**Dataset listings of figures**

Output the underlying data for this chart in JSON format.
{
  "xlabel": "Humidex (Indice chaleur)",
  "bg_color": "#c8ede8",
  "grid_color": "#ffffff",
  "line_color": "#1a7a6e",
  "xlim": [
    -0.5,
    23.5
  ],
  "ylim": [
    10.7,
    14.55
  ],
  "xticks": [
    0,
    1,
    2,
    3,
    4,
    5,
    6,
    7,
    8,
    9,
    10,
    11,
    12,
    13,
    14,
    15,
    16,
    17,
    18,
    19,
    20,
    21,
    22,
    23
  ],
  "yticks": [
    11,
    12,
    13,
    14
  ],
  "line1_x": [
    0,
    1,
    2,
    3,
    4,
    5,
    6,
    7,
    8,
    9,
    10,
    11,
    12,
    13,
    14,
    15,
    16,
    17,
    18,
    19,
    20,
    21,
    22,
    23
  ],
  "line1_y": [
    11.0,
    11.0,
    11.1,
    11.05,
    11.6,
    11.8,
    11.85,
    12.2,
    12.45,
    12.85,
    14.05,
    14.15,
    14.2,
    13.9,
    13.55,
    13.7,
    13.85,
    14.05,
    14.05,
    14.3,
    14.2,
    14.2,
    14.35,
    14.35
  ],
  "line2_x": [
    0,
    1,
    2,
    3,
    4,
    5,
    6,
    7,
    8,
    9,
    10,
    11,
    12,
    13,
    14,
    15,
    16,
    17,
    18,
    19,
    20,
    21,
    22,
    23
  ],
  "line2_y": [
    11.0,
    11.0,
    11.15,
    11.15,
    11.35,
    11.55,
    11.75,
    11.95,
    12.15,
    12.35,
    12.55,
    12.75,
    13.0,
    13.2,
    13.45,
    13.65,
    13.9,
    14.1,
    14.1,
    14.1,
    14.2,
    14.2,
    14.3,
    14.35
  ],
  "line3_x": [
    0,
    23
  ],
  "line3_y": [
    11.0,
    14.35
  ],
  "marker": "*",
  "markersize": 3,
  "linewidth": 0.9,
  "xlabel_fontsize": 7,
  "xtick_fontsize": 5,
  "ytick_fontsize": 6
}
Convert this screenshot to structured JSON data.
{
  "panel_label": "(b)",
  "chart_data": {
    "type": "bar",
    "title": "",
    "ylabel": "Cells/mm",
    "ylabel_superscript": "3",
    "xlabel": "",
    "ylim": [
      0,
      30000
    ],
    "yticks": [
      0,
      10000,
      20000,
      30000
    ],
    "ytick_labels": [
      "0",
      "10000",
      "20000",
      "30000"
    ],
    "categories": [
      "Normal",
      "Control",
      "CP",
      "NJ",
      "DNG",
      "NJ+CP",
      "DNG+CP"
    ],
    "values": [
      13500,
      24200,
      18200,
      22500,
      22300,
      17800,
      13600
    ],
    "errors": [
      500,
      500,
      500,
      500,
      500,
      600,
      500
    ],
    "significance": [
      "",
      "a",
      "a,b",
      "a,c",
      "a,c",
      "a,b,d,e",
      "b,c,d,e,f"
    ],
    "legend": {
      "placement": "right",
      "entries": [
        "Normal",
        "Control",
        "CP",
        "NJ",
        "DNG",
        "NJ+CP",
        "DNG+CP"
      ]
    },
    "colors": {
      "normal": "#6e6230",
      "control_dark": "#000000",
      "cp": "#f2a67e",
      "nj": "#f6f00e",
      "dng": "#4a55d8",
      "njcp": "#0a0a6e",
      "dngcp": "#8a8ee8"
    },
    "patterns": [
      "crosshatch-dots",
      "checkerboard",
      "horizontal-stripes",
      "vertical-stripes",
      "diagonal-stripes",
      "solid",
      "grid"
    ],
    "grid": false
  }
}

**Set task**
Reproduce the entire listing word for word.

**Output for this task**
Output the underlying data for this chart in JSON format.
{
  "xlabel": "Humidex (Indice chaleur)",
  "bg_color": "#c8ede8",
  "grid_color": "#ffffff",
  "line_color": "#1a7a6e",
  "xlim": [
    -0.5,
    23.5
  ],
  "ylim": [
    10.7,
    14.55
  ],
  "xticks": [
    0,
    1,
    2,
    3,
    4,
    5,
    6,
    7,
    8,
    9,
    10,
    11,
    12,
    13,
    14,
    15,
    16,
    17,
    18,
    19,
    20,
    21,
    22,
    23
  ],
  "yticks": [
    11,
    12,
    13,
    14
  ],
  "line1_x": [
    0,
    1,
    2,
    3,
    4,
    5,
    6,
    7,
    8,
    9,
    10,
    11,
    12,
    13,
    14,
    15,
    16,
    17,
    18,
    19,
    20,
    21,
    22,
    23
  ],
  "line1_y": [
    11.0,
    11.0,
    11.1,
    11.05,
    11.6,
    11.8,
    11.85,
    12.2,
    12.45,
    12.85,
    14.05,
    14.15,
    14.2,
    13.9,
    13.55,
    13.7,
    13.85,
    14.05,
    14.05,
    14.3,
    14.2,
    14.2,
    14.35,
    14.35
  ],
  "line2_x": [
    0,
    1,
    2,
    3,
    4,
    5,
    6,
    7,
    8,
    9,
    10,
    11,
    12,
    13,
    14,
    15,
    16,
    17,
    18,
    19,
    20,
    21,
    22,
    23
  ],
  "line2_y": [
    11.0,
    11.0,
    11.15,
    11.15,
    11.35,
    11.55,
    11.75,
    11.95,
    12.15,
    12.35,
    12.55,
    12.75,
    13.0,
    13.2,
    13.45,
    13.65,
    13.9,
    14.1,
    14.1,
    14.1,
    14.2,
    14.2,
    14.3,
    14.35
  ],
  "line3_x": [
    0,
    23
  ],
  "line3_y": [
    11.0,
    14.35
  ],
  "marker": "*",
  "markersize": 3,
  "linewidth": 0.9,
  "xlabel_fontsize": 7,
  "xtick_fontsize": 5,
  "ytick_fontsize": 6
}
Convert this screenshot to structured JSON data.
{
  "panel_label": "(b)",
  "chart_data": {
    "type": "bar",
    "title": "",
    "ylabel": "Cells/mm",
    "ylabel_superscript": "3",
    "xlabel": "",
    "ylim": [
      0,
      30000
    ],
    "yticks": [
      0,
      10000,
      20000,
      30000
    ],
    "ytick_labels": [
      "0",
      "10000",
      "20000",
      "30000"
    ],
    "categories": [
      "Normal",
      "Control",
      "CP",
      "NJ",
      "DNG",
      "NJ+CP",
      "DNG+CP"
    ],
    "values": [
      13500,
      24200,
      18200,
      22500,
      22300,
      17800,
      13600
    ],
    "errors": [
      500,
      500,
      500,
      500,
      500,
      600,
      500
    ],
    "significance": [
      "",
      "a",
      "a,b",
      "a,c",
      "a,c",
      "a,b,d,e",
      "b,c,d,e,f"
    ],
    "legend": {
      "placement": "right",
      "entries": [
        "Normal",
        "Control",
        "CP",
        "NJ",
        "DNG",
        "NJ+CP",
        "DNG+CP"
      ]
    },
    "colors": {
      "normal": "#6e6230",
      "control_dark": "#000000",
      "cp": "#f2a67e",
      "nj": "#f6f00e",
      "dng": "#4a55d8",
      "njcp": "#0a0a6e",
      "dngcp": "#8a8ee8"
    },
    "patterns": [
      "crosshatch-dots",
      "checkerboard",
      "horizontal-stripes",
      "vertical-stripes",
      "diagonal-stripes",
      "solid",
      "grid"
    ],
    "grid": false
  }
}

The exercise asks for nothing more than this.